[Exercise task]: Records follow. Select each line holding "исследования".

Stored dataset items
- - - - -

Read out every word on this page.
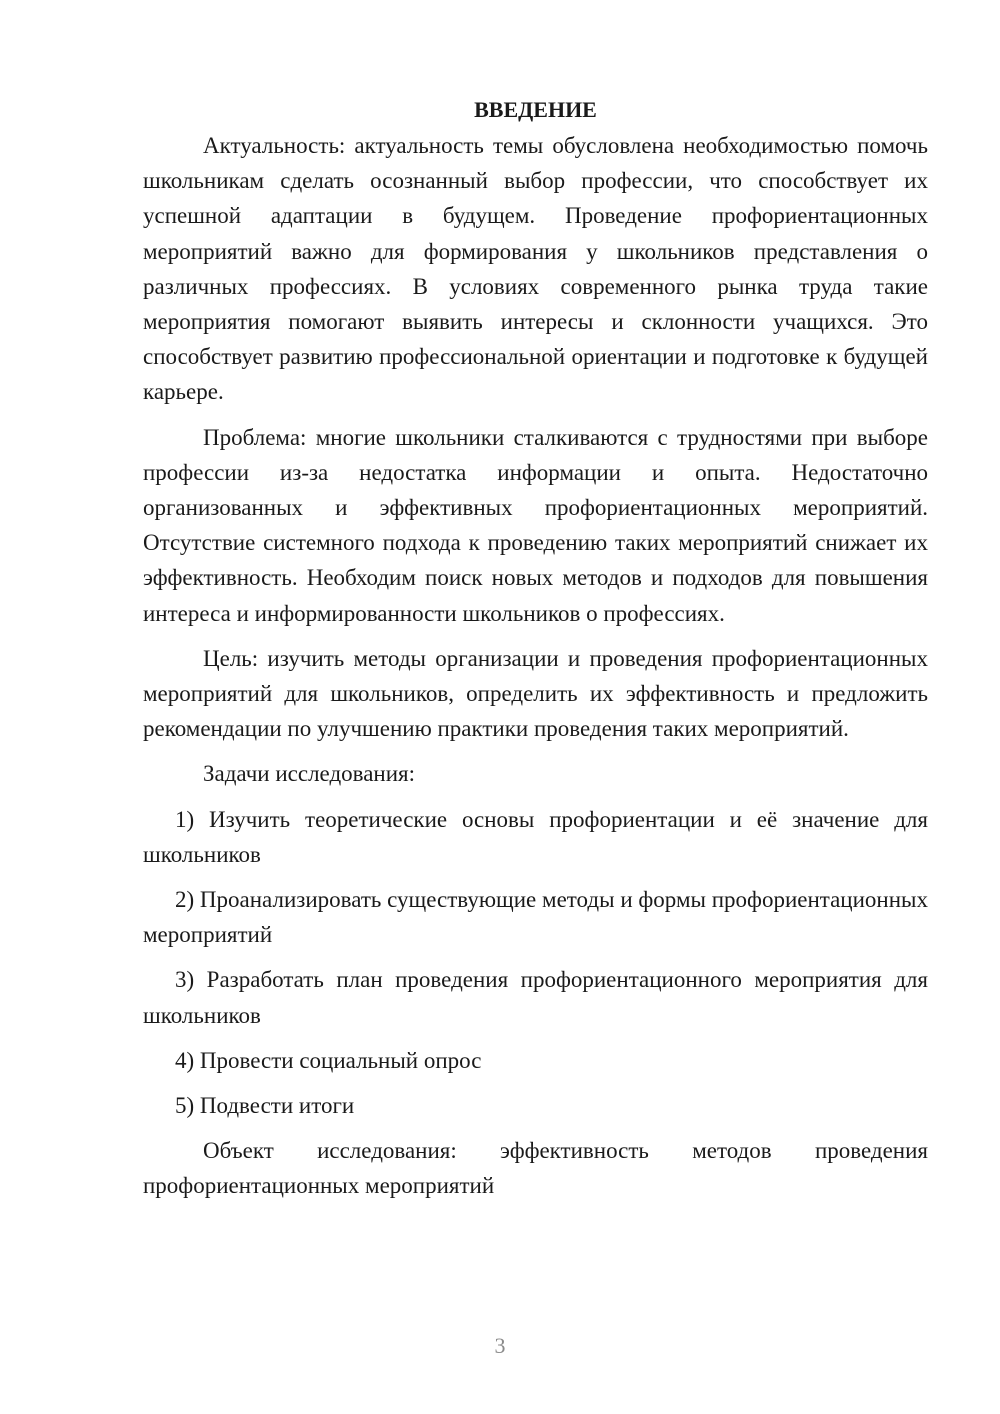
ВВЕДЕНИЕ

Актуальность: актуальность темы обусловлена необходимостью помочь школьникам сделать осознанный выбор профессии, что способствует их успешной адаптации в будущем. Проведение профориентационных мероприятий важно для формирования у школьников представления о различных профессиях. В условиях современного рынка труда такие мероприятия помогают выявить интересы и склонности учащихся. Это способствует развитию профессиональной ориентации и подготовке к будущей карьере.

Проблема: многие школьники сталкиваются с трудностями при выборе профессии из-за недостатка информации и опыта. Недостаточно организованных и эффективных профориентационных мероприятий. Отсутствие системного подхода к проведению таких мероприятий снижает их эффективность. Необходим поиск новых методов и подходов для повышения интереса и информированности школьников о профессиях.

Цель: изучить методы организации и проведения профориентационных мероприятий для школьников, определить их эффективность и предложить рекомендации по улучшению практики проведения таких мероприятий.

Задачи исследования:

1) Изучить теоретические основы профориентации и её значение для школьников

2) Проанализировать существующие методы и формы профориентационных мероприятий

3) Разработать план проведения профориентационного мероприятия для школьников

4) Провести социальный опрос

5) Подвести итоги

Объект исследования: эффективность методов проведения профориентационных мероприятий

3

- - - - -

[Exercise response]:
Задачи исследования:
Объект исследования: эффективность методов проведения профориентационных мероприятий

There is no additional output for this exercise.